═══ DATA LINES ═══
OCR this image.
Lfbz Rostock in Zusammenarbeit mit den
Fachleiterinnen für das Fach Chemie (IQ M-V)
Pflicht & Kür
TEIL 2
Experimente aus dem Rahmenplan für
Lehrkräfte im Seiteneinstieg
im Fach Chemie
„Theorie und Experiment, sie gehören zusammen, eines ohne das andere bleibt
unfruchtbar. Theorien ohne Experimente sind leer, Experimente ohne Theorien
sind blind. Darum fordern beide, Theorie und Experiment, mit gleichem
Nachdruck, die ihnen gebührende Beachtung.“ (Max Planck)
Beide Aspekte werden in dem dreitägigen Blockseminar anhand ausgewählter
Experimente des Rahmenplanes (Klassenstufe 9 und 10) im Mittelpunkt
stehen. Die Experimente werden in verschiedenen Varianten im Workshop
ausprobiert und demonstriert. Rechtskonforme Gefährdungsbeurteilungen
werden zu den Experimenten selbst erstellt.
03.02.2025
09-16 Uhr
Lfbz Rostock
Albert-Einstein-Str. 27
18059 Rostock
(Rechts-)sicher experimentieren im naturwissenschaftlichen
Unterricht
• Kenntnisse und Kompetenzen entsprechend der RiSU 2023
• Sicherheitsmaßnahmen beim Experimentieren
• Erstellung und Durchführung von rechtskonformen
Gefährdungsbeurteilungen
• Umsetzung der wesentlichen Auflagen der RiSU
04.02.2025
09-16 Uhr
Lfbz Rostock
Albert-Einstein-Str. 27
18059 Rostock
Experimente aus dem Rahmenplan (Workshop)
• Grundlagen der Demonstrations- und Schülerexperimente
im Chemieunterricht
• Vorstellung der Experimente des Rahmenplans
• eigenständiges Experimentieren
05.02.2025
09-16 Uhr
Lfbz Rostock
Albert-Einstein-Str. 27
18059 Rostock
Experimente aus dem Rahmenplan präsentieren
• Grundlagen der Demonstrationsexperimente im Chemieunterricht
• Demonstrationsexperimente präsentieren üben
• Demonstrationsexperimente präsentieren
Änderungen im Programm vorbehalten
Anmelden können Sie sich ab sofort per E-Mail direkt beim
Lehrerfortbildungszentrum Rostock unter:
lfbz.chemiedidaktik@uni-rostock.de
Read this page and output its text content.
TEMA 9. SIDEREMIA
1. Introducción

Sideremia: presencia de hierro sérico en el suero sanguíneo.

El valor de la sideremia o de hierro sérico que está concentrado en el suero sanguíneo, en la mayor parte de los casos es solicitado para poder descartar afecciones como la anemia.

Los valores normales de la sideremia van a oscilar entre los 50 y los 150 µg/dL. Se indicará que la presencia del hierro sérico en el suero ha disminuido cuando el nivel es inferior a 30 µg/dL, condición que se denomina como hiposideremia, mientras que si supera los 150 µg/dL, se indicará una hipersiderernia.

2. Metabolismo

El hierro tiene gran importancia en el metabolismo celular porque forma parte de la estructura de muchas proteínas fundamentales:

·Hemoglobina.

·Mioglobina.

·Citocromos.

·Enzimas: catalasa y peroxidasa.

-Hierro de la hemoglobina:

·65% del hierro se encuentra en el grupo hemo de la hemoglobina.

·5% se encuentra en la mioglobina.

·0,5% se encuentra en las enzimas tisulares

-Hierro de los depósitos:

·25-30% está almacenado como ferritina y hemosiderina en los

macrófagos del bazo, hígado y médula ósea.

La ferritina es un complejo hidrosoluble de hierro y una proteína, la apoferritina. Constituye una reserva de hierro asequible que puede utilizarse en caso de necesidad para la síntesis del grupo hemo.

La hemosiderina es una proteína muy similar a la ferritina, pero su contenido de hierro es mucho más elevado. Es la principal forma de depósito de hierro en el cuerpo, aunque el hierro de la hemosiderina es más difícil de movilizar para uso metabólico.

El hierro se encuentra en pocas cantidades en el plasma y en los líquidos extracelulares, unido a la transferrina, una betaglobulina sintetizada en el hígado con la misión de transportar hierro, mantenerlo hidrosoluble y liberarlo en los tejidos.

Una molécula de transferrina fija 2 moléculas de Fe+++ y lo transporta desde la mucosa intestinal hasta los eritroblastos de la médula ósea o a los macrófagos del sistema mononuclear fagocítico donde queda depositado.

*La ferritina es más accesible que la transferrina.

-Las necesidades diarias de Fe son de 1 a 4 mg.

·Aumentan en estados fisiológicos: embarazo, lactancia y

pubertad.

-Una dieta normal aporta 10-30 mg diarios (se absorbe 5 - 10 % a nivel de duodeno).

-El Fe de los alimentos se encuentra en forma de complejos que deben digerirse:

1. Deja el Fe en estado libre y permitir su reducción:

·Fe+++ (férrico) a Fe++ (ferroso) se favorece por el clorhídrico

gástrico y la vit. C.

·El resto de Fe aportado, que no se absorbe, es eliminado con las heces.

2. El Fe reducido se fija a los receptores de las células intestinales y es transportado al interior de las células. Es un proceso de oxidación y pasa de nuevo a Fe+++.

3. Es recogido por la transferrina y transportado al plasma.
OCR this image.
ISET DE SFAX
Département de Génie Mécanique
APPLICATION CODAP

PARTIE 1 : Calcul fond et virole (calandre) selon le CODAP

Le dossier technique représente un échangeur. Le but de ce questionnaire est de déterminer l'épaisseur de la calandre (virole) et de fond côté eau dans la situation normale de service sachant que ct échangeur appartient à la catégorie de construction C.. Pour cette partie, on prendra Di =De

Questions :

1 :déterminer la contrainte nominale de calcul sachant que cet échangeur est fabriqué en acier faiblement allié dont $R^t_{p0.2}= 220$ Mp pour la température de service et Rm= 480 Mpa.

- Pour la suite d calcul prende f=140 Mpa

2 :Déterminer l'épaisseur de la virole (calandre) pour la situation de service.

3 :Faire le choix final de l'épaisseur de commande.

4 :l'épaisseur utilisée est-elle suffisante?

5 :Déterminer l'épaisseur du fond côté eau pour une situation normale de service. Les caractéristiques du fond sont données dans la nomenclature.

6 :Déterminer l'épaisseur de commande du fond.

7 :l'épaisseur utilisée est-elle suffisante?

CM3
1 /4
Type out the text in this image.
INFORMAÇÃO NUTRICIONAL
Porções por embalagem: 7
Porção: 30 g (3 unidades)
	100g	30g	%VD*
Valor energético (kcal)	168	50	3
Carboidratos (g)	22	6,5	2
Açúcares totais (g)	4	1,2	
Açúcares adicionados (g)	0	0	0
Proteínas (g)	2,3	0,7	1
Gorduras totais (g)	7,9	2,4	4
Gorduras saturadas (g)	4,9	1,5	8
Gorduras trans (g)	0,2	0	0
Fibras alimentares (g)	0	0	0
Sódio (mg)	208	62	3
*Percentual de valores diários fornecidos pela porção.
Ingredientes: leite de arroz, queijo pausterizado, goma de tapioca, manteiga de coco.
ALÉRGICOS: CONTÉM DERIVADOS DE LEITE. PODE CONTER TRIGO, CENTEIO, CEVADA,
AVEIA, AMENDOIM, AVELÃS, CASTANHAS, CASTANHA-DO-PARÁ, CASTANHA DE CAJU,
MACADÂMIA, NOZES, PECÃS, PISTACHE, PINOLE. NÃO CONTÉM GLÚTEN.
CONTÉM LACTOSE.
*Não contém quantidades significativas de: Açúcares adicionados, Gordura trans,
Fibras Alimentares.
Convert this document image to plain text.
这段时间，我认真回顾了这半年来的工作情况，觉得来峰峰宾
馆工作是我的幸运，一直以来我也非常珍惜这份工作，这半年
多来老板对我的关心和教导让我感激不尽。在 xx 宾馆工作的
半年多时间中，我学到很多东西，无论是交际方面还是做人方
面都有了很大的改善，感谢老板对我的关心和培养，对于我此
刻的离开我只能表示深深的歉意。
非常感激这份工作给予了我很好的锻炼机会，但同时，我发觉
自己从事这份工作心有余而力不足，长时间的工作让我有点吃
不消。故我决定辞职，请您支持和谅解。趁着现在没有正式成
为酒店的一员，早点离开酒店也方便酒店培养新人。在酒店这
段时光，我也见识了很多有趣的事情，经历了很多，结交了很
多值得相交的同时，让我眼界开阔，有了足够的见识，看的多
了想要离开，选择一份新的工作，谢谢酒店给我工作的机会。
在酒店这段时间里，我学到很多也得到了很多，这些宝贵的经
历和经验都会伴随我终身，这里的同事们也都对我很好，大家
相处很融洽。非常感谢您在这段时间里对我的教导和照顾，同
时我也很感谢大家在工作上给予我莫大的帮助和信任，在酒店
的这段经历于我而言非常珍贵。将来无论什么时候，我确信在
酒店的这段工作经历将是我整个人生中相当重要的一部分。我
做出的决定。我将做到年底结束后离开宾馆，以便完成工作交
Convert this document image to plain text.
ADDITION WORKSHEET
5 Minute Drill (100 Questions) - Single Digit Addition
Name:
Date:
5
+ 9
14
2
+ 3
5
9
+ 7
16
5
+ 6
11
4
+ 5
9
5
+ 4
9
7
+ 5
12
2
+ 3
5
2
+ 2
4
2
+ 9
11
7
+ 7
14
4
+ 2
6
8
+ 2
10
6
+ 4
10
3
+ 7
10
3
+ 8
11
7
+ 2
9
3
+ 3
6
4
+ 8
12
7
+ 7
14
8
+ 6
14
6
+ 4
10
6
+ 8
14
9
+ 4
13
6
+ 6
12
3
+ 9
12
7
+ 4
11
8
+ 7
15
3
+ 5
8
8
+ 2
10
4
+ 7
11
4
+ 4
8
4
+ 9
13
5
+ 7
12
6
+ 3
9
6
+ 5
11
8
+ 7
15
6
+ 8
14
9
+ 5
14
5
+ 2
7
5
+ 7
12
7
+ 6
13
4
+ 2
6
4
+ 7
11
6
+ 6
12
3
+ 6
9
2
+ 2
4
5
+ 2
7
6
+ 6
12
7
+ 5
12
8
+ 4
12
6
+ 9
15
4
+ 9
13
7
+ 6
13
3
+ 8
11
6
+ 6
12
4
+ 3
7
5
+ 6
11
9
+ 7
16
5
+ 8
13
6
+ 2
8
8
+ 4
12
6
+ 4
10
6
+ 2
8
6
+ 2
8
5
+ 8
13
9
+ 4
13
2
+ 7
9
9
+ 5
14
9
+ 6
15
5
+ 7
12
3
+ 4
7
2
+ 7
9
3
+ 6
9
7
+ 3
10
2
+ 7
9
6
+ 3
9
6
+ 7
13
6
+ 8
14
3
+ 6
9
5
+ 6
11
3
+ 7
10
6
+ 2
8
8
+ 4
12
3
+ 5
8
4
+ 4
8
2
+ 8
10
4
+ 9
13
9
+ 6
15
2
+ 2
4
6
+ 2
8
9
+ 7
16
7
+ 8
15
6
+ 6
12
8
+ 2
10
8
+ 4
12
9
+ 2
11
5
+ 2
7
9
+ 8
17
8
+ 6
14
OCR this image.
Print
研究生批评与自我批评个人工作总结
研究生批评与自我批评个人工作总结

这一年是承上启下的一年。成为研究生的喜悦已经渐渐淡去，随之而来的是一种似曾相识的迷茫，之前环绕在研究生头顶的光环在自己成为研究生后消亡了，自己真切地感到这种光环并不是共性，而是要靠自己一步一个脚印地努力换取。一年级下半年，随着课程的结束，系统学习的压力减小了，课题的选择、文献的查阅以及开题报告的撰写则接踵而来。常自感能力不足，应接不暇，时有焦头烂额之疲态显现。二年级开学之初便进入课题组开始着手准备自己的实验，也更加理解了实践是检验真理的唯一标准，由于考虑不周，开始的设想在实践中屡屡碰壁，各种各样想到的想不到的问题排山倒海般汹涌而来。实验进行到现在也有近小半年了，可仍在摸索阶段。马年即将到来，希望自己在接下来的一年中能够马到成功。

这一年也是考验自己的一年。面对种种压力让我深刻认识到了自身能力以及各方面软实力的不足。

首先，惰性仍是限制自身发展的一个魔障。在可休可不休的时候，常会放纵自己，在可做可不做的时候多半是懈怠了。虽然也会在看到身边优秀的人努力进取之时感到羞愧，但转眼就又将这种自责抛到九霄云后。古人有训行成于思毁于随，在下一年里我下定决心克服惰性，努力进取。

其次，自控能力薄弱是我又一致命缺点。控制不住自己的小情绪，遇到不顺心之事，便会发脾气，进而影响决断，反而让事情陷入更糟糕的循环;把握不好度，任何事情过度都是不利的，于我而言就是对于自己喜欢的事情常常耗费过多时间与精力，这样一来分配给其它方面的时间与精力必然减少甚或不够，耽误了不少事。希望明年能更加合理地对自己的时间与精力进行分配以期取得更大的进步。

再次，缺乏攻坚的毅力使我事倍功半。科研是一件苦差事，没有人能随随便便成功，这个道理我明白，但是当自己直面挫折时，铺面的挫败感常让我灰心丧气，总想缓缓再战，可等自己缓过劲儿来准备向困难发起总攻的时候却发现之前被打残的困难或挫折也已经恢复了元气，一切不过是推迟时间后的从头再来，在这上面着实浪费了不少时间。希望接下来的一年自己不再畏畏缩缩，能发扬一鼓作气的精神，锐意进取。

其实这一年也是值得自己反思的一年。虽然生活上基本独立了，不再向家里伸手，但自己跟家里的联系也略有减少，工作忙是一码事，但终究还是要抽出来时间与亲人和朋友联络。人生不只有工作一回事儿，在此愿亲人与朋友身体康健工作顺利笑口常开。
═══
TASK DETAILS -
In the entries above, count every line containing the word "côté". Write only the total.

FULL RESPONSE -
2